Put every line of the items below into a Markdown table with two columns, Row for the row number and Line for the line itself, leaving out blank lines. Leave the pictures out of the answer.

** BEGIN Data lines **

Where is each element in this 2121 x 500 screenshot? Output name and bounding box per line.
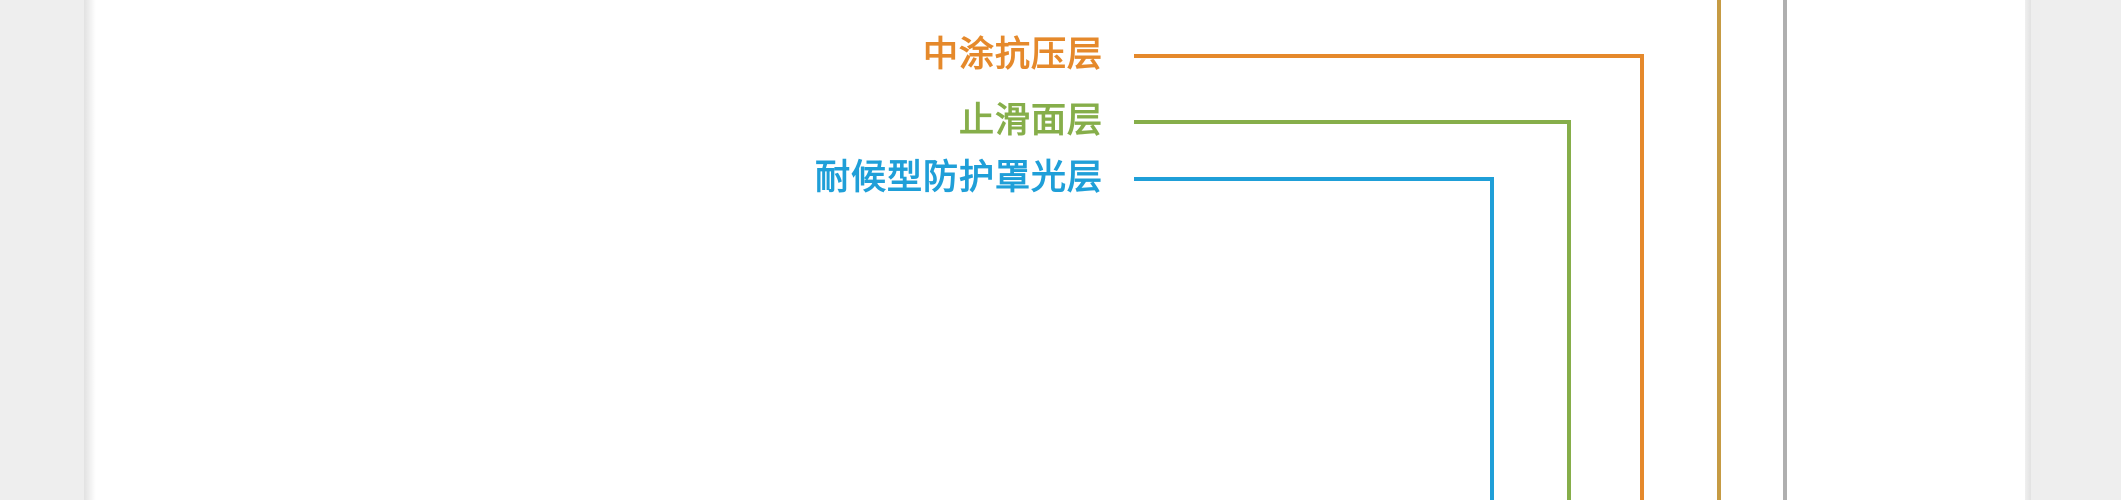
leader-line-vertical-orange [1640, 54, 1644, 500]
leader-line-vertical-blue [1490, 177, 1494, 500]
document-page [96, 0, 2025, 500]
leader-line-horizontal-green [1134, 120, 1571, 124]
leader-line-horizontal-blue [1134, 177, 1494, 181]
screenshot-root: 耐磨层 中涂抗压层 止滑面层 耐候型防护罩光层 [0, 0, 2121, 500]
page-gutter-right [2025, 0, 2121, 500]
leader-line-vertical-gray [1783, 0, 1787, 500]
callout-label-weather-resistant-shield: 耐候型防护罩光层 [815, 160, 1103, 195]
leader-line-vertical-goldenrod [1717, 0, 1721, 500]
callout-label-anti-slip-surface: 止滑面层 [959, 103, 1103, 138]
leader-line-vertical-green [1567, 120, 1571, 500]
leader-line-horizontal-orange [1134, 54, 1644, 58]
callout-label-mid-press-layer: 中涂抗压层 [923, 37, 1103, 72]
page-gutter-left [0, 0, 90, 500]
page-edge-shadow-left [84, 0, 96, 500]
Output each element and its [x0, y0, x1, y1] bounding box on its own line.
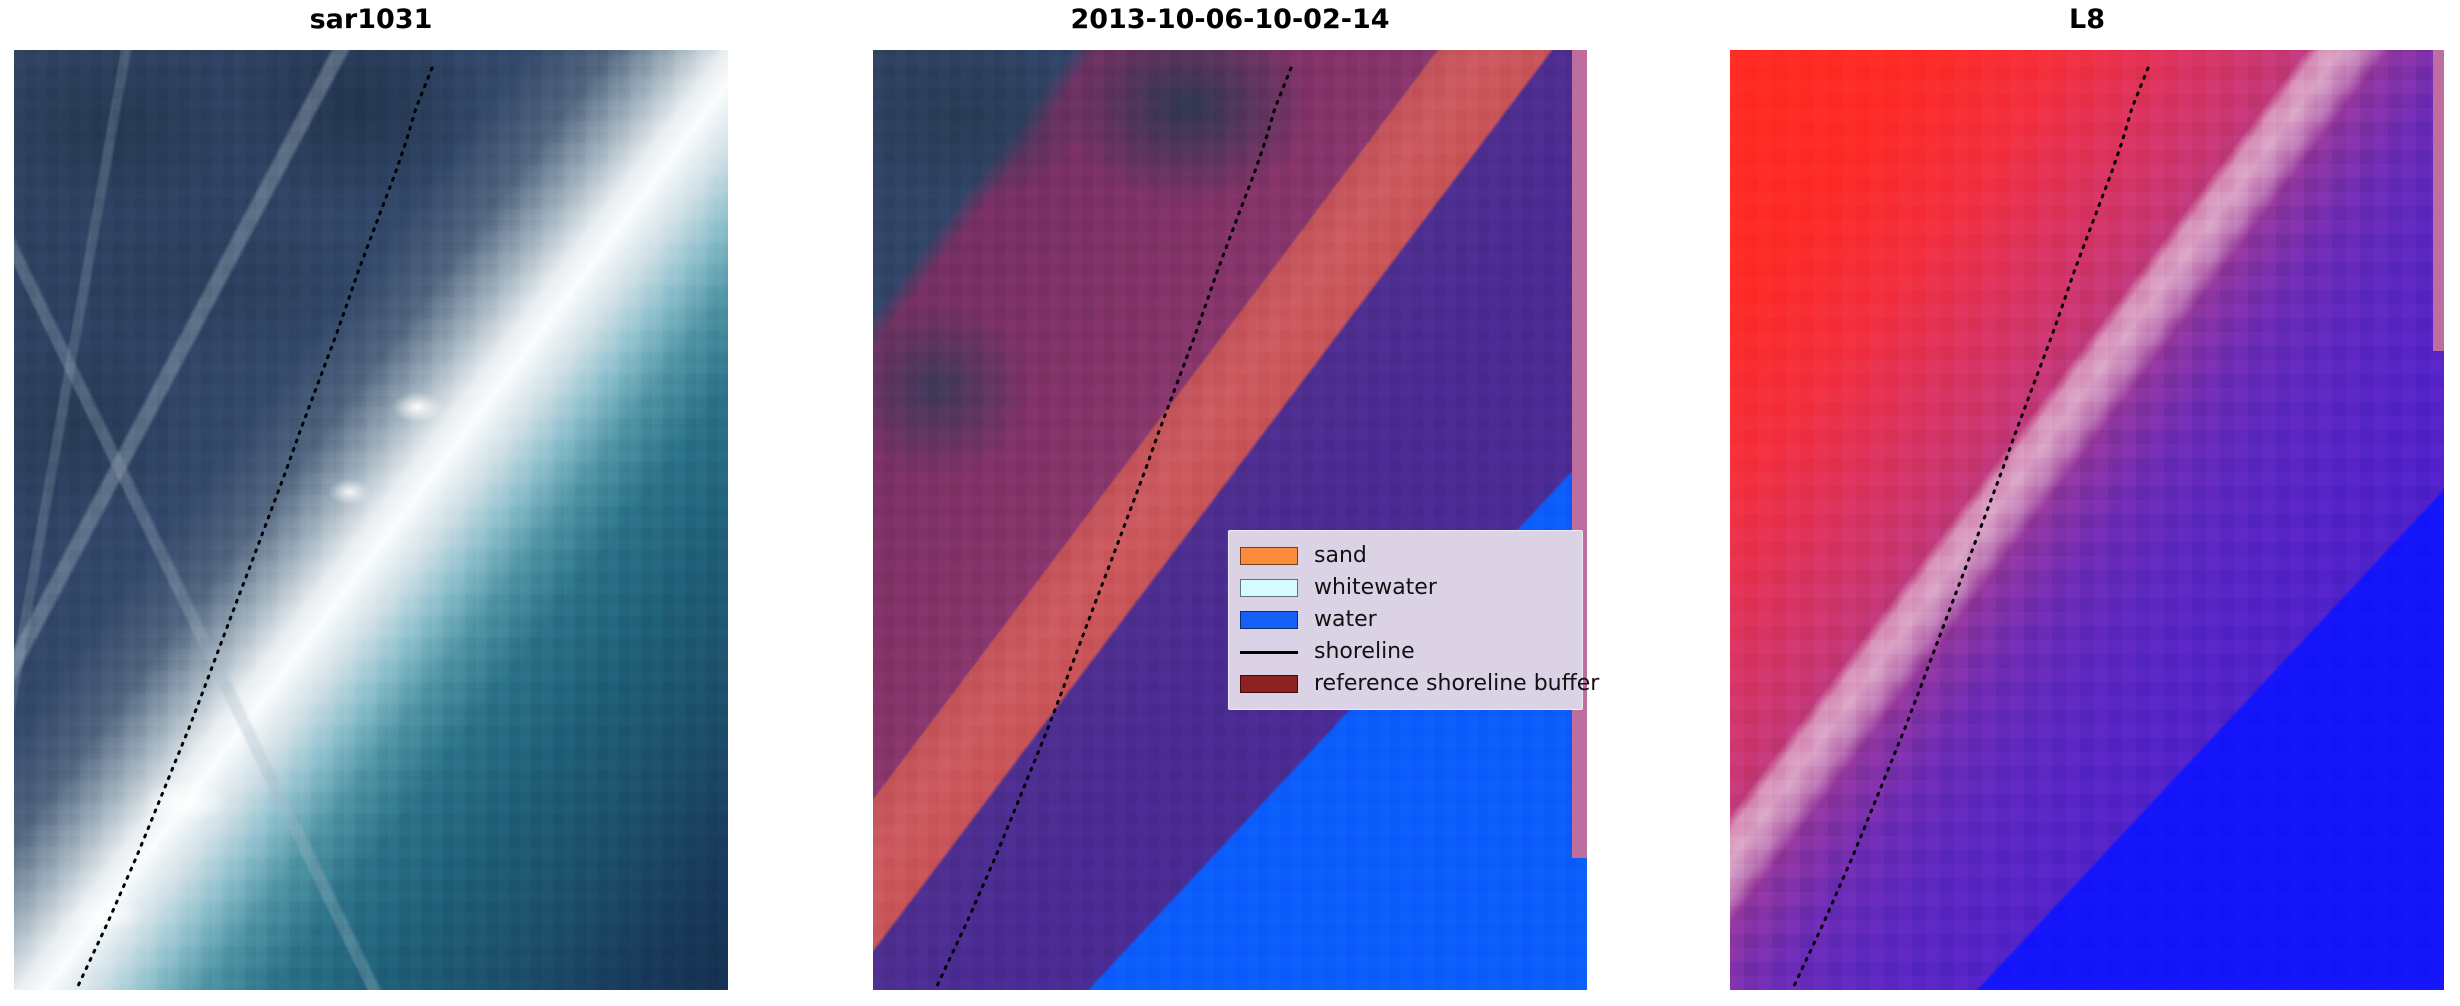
- panel-classified-title-wrap: 2013-10-06-10-02-14: [873, 0, 1587, 46]
- whitewater-swatch-icon: [1240, 579, 1298, 597]
- panel-classified[interactable]: [873, 50, 1587, 990]
- legend-item-water[interactable]: water: [1240, 604, 1572, 636]
- legend-item-label: water: [1314, 609, 1377, 631]
- legend-item-whitewater[interactable]: whitewater: [1240, 572, 1572, 604]
- panel-classified-image: [873, 50, 1587, 990]
- pixel-texture-layer: [873, 50, 1587, 990]
- buffer-edge-strip: [2433, 50, 2444, 351]
- legend-item-label: sand: [1314, 545, 1367, 567]
- panel-sar1031-image: [14, 50, 728, 990]
- figure-canvas: sar1031 2013-10-06-10-02-14: [0, 0, 2460, 1006]
- shoreline-line-icon: [1240, 651, 1298, 654]
- buffer-edge-strip: [1572, 50, 1587, 858]
- panel-l8-title-wrap: L8: [1730, 0, 2444, 46]
- panel-title: L8: [1730, 4, 2444, 35]
- panel-title: 2013-10-06-10-02-14: [873, 4, 1587, 35]
- panel-title: sar1031: [14, 4, 728, 35]
- pixel-texture-layer: [14, 50, 728, 990]
- legend[interactable]: sand whitewater water shoreline referenc…: [1228, 530, 1583, 710]
- reference-shoreline-buffer-swatch-icon: [1240, 675, 1298, 693]
- panel-sar1031[interactable]: [14, 50, 728, 990]
- panel-l8[interactable]: [1730, 50, 2444, 990]
- legend-item-sand[interactable]: sand: [1240, 540, 1572, 572]
- water-swatch-icon: [1240, 611, 1298, 629]
- legend-item-shoreline[interactable]: shoreline: [1240, 636, 1572, 668]
- panel-l8-image: [1730, 50, 2444, 990]
- legend-item-label: shoreline: [1314, 641, 1415, 663]
- pixel-texture-layer: [1730, 50, 2444, 990]
- sand-swatch-icon: [1240, 547, 1298, 565]
- legend-item-reference-shoreline-buffer[interactable]: reference shoreline buffer: [1240, 668, 1572, 700]
- panel-sar1031-title-wrap: sar1031: [14, 0, 728, 46]
- legend-item-label: reference shoreline buffer: [1314, 673, 1599, 695]
- legend-item-label: whitewater: [1314, 577, 1437, 599]
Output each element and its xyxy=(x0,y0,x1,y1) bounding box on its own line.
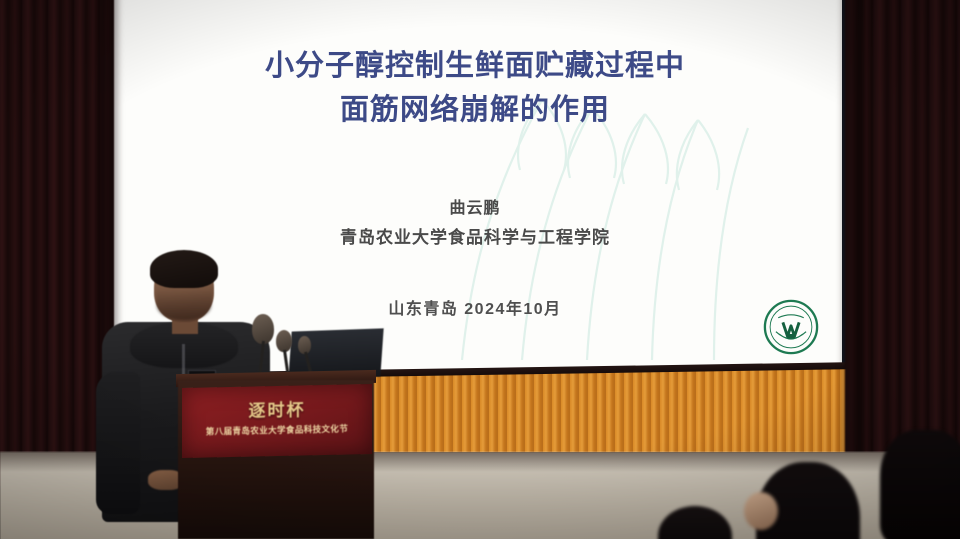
slide-title-line-1: 小分子醇控制生鲜面贮藏过程中 xyxy=(265,50,685,82)
presenter-face-shading xyxy=(156,288,212,320)
slide-presenter-block: 曲云鹏 青岛农业大学食品科学与工程学院 xyxy=(108,195,842,253)
slide-title-line-2: 面筋网络崩解的作用 xyxy=(108,88,842,132)
university-emblem-icon xyxy=(762,298,820,356)
audience-silhouette xyxy=(880,430,960,539)
audience-face xyxy=(744,492,778,530)
presenter-hair xyxy=(150,250,218,288)
photo-scene: 小分子醇控制生鲜面贮藏过程中 面筋网络崩解的作用 曲云鹏 青岛农业大学食品科学与… xyxy=(0,0,960,539)
stage-curtain-right-edge xyxy=(838,0,864,474)
presenter-organization: 青岛农业大学食品科学与工程学院 xyxy=(108,223,842,253)
presenter-arm xyxy=(96,372,140,514)
presenter-name: 曲云鹏 xyxy=(449,200,500,217)
podium-banner-title: 逐时杯 xyxy=(182,394,372,423)
podium-banner: 逐时杯 第八届青岛农业大学食品科技文化节 xyxy=(182,384,372,458)
podium-banner-subtitle: 第八届青岛农业大学食品科技文化节 xyxy=(182,422,372,438)
slide-title: 小分子醇控制生鲜面贮藏过程中 面筋网络崩解的作用 xyxy=(108,44,842,132)
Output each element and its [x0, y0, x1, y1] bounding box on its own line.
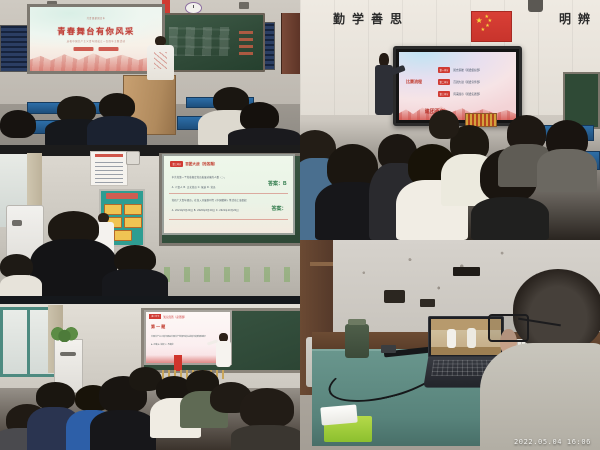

** END Data lines **

Correct result >>
| Row | Line |
|---|---|
| 1 | Where is each element in this 2121 x 500 screenshot? Output name and bounding box per line. |
| 2 | leader-line-vertical-orange [1640, 54, 1644, 500] |
| 3 | leader-line-vertical-blue [1490, 177, 1494, 500] |
| 4 | document-page [96, 0, 2025, 500] |
| 5 | leader-line-horizontal-green [1134, 120, 1571, 124] |
| 6 | leader-line-horizontal-blue [1134, 177, 1494, 181] |
| 7 | screenshot-root: 耐磨层 中涂抗压层 止滑面层 耐候型防护罩光层 [0, 0, 2121, 500] |
| 8 | page-gutter-right [2025, 0, 2121, 500] |
| 9 | leader-line-vertical-gray [1783, 0, 1787, 500] |
| 10 | callout-label-weather-resistant-shield: 耐候型防护罩光层 [815, 160, 1103, 195] |
| 11 | leader-line-vertical-goldenrod [1717, 0, 1721, 500] |
| 12 | callout-label-anti-slip-surface: 止滑面层 [959, 103, 1103, 138] |
| 13 | leader-line-vertical-green [1567, 120, 1571, 500] |
| 14 | leader-line-horizontal-orange [1134, 54, 1644, 58] |
| 15 | callout-label-mid-press-layer: 中涂抗压层 [923, 37, 1103, 72] |
| 16 | page-gutter-left [0, 0, 90, 500] |
| 17 | page-edge-shadow-left [84, 0, 96, 500] |
| 18 | Output each element and its [x0, y0, x1, y1] bounding box on its own line. |
| 19 | - panel-classified-title-wrap: 2013-10-06-10-02-14: [873, 0, 1587, 46] |
| 20 | - whitewater-swatch-icon: [1240, 579, 1298, 597] |
| 21 | - panel-classified[interactable]: [873, 50, 1587, 990] |
| 22 | - legend-item-water[interactable]: water: [1240, 604, 1572, 636] |
| 23 | - legend-item-label: water: [1314, 609, 1377, 631] |
| 24 | - legend-item-whitewater[interactable]: whitewater: [1240, 572, 1572, 604] |
| 25 | - panel-classified-image: [873, 50, 1587, 990] |
| 26 | - pixel-texture-layer: [873, 50, 1587, 990] |
| 27 | - buffer-edge-strip: [2433, 50, 2444, 351] |
| 28 | - legend-item-label: sand: [1314, 545, 1367, 567] |
| 29 | - panel-sar1031-image: [14, 50, 728, 990] |
| 30 | - figure-canvas: sar1031 2013-10-06-10-02-14: [0, 0, 2460, 1006] |
| 31 | - shoreline-line-icon: [1240, 651, 1298, 654] |
| 32 | - buffer-edge-strip: [1572, 50, 1587, 858] |
| 33 | - panel-l8-title-wrap: L8: [1730, 0, 2444, 46] |
| 34 | - panel-title: L8: [1730, 4, 2444, 35] |
| 35 | - panel-title: 2013-10-06-10-02-14: [873, 4, 1587, 35] |
| 36 | - panel-title: sar1031: [14, 4, 728, 35] |
| 37 | - pixel-texture-layer: [14, 50, 728, 990] |
| 38 | - legend[interactable]: sand whitewater water shoreline referenc…: [1228, 530, 1583, 710] |
| 39 | - reference-shoreline-buffer-swatch-icon: [1240, 675, 1298, 693] |
| 40 | - panel-sar1031[interactable]: [14, 50, 728, 990] |
| 41 | - panel-l8[interactable]: [1730, 50, 2444, 990] |
| 42 | - legend-item-sand[interactable]: sand: [1240, 540, 1572, 572] |
| 43 | - water-swatch-icon: [1240, 611, 1298, 629] |
| 44 | - legend-item-shoreline[interactable]: shoreline: [1240, 636, 1572, 668] |
| 45 | - panel-l8-image: [1730, 50, 2444, 990] |
| 46 | - legend-item-label: shoreline: [1314, 641, 1415, 663] |
| 47 | - pixel-texture-layer: [1730, 50, 2444, 990] |
| 48 | - sand-swatch-icon: [1240, 547, 1298, 565] |
| 49 | - legend-item-reference-shoreline-buffer[interactable]: reference shoreline buffer: [1240, 668, 1572, 700] |
| 50 | - panel-sar1031-title-wrap: sar1031: [14, 0, 728, 46] |
| 51 | - legend-item-label: reference shoreline buffer: [1314, 673, 1599, 695] |
| 52 | - legend-item-label: whitewater: [1314, 577, 1437, 599] |
| 53 | Output each element and its xyxy=(x0,y0,x1,y1) bounding box on its own line. |
| 54 | slide-title-line-1: 小分子醇控制生鲜面贮藏过程中 xyxy=(265,50,685,82) |
| 55 | presenter-face-shading xyxy=(156,288,212,320) |
| 56 | slide-presenter-block: 曲云鹏 青岛农业大学食品科学与工程学院 xyxy=(108,195,842,253) |
| 57 | slide-title-line-2: 面筋网络崩解的作用 xyxy=(108,88,842,132) |
| 58 | university-emblem-icon xyxy=(762,298,820,356) |
| 59 | audience-silhouette xyxy=(880,430,960,539) |
| 60 | audience-face xyxy=(744,492,778,530) |
| 61 | presenter-hair xyxy=(150,250,218,288) |
| 62 | photo-scene: 小分子醇控制生鲜面贮藏过程中 面筋网络崩解的作用 曲云鹏 青岛农业大学食品科学与… xyxy=(0,0,960,539) |
| 63 | stage-curtain-right-edge xyxy=(838,0,864,474) |
| 64 | presenter-organization: 青岛农业大学食品科学与工程学院 xyxy=(108,223,842,253) |
| 65 | presenter-arm xyxy=(96,372,140,514) |
| 66 | presenter-name: 曲云鹏 xyxy=(449,200,500,217) |
| 67 | podium-banner-title: 逐时杯 xyxy=(182,394,372,423) |
| 68 | podium-banner: 逐时杯 第八届青岛农业大学食品科技文化节 xyxy=(182,384,372,458) |
| 69 | podium-banner-subtitle: 第八届青岛农业大学食品科技文化节 xyxy=(182,422,372,438) |
| 70 | slide-title: 小分子醇控制生鲜面贮藏过程中 面筋网络崩解的作用 xyxy=(108,44,842,132) |
| 71 | Output each element and its [x0, y0, x1, y1] bounding box on its own line. |